- [What the exercise asks]: Each line of the material must be returned exactly.
================
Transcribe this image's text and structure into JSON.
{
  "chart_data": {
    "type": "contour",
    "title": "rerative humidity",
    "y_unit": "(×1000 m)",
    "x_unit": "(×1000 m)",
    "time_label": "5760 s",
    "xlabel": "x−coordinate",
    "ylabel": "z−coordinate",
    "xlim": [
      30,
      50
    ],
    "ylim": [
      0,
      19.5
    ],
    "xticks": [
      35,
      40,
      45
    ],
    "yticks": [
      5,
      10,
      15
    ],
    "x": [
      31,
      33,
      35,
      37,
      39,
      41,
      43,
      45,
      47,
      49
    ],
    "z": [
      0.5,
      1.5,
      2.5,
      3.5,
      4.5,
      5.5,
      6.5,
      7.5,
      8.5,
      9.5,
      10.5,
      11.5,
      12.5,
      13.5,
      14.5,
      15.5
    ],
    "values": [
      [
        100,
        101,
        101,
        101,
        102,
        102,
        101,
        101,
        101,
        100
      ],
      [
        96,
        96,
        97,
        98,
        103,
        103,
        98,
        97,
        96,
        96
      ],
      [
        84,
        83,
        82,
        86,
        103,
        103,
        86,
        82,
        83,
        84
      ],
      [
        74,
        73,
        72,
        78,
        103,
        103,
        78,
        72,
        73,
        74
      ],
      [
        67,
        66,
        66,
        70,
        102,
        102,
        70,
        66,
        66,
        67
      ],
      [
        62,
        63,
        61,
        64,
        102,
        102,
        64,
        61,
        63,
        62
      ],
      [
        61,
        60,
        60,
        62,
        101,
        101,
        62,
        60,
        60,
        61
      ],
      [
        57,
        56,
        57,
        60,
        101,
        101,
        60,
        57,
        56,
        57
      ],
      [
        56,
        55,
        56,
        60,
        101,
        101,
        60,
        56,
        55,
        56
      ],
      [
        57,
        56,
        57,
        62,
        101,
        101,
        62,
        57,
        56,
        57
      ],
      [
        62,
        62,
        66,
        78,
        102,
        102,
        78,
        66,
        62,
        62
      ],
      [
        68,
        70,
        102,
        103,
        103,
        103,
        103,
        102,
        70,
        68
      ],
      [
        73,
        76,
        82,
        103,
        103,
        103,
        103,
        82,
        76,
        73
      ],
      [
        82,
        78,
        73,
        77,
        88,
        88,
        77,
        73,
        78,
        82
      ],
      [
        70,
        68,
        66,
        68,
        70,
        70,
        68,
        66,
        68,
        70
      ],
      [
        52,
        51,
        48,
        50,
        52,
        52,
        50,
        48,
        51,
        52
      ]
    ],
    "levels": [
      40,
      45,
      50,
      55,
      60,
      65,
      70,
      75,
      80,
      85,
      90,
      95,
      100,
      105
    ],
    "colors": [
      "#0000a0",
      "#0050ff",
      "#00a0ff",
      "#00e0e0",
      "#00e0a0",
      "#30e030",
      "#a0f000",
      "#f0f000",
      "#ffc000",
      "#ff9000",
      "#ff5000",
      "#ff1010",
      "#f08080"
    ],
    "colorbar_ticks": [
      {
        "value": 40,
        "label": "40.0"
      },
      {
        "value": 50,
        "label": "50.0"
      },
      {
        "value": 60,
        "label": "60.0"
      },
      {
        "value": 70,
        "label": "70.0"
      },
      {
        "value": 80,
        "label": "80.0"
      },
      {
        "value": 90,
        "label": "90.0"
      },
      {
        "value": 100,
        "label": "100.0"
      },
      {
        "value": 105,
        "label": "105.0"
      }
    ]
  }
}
================
- [Answer to the task]:
Transcribe this image's text and structure into JSON.
{
  "chart_data": {
    "type": "contour",
    "title": "rerative humidity",
    "y_unit": "(×1000 m)",
    "x_unit": "(×1000 m)",
    "time_label": "5760 s",
    "xlabel": "x−coordinate",
    "ylabel": "z−coordinate",
    "xlim": [
      30,
      50
    ],
    "ylim": [
      0,
      19.5
    ],
    "xticks": [
      35,
      40,
      45
    ],
    "yticks": [
      5,
      10,
      15
    ],
    "x": [
      31,
      33,
      35,
      37,
      39,
      41,
      43,
      45,
      47,
      49
    ],
    "z": [
      0.5,
      1.5,
      2.5,
      3.5,
      4.5,
      5.5,
      6.5,
      7.5,
      8.5,
      9.5,
      10.5,
      11.5,
      12.5,
      13.5,
      14.5,
      15.5
    ],
    "values": [
      [
        100,
        101,
        101,
        101,
        102,
        102,
        101,
        101,
        101,
        100
      ],
      [
        96,
        96,
        97,
        98,
        103,
        103,
        98,
        97,
        96,
        96
      ],
      [
        84,
        83,
        82,
        86,
        103,
        103,
        86,
        82,
        83,
        84
      ],
      [
        74,
        73,
        72,
        78,
        103,
        103,
        78,
        72,
        73,
        74
      ],
      [
        67,
        66,
        66,
        70,
        102,
        102,
        70,
        66,
        66,
        67
      ],
      [
        62,
        63,
        61,
        64,
        102,
        102,
        64,
        61,
        63,
        62
      ],
      [
        61,
        60,
        60,
        62,
        101,
        101,
        62,
        60,
        60,
        61
      ],
      [
        57,
        56,
        57,
        60,
        101,
        101,
        60,
        57,
        56,
        57
      ],
      [
        56,
        55,
        56,
        60,
        101,
        101,
        60,
        56,
        55,
        56
      ],
      [
        57,
        56,
        57,
        62,
        101,
        101,
        62,
        57,
        56,
        57
      ],
      [
        62,
        62,
        66,
        78,
        102,
        102,
        78,
        66,
        62,
        62
      ],
      [
        68,
        70,
        102,
        103,
        103,
        103,
        103,
        102,
        70,
        68
      ],
      [
        73,
        76,
        82,
        103,
        103,
        103,
        103,
        82,
        76,
        73
      ],
      [
        82,
        78,
        73,
        77,
        88,
        88,
        77,
        73,
        78,
        82
      ],
      [
        70,
        68,
        66,
        68,
        70,
        70,
        68,
        66,
        68,
        70
      ],
      [
        52,
        51,
        48,
        50,
        52,
        52,
        50,
        48,
        51,
        52
      ]
    ],
    "levels": [
      40,
      45,
      50,
      55,
      60,
      65,
      70,
      75,
      80,
      85,
      90,
      95,
      100,
      105
    ],
    "colors": [
      "#0000a0",
      "#0050ff",
      "#00a0ff",
      "#00e0e0",
      "#00e0a0",
      "#30e030",
      "#a0f000",
      "#f0f000",
      "#ffc000",
      "#ff9000",
      "#ff5000",
      "#ff1010",
      "#f08080"
    ],
    "colorbar_ticks": [
      {
        "value": 40,
        "label": "40.0"
      },
      {
        "value": 50,
        "label": "50.0"
      },
      {
        "value": 60,
        "label": "60.0"
      },
      {
        "value": 70,
        "label": "70.0"
      },
      {
        "value": 80,
        "label": "80.0"
      },
      {
        "value": 90,
        "label": "90.0"
      },
      {
        "value": 100,
        "label": "100.0"
      },
      {
        "value": 105,
        "label": "105.0"
      }
    ]
  }
}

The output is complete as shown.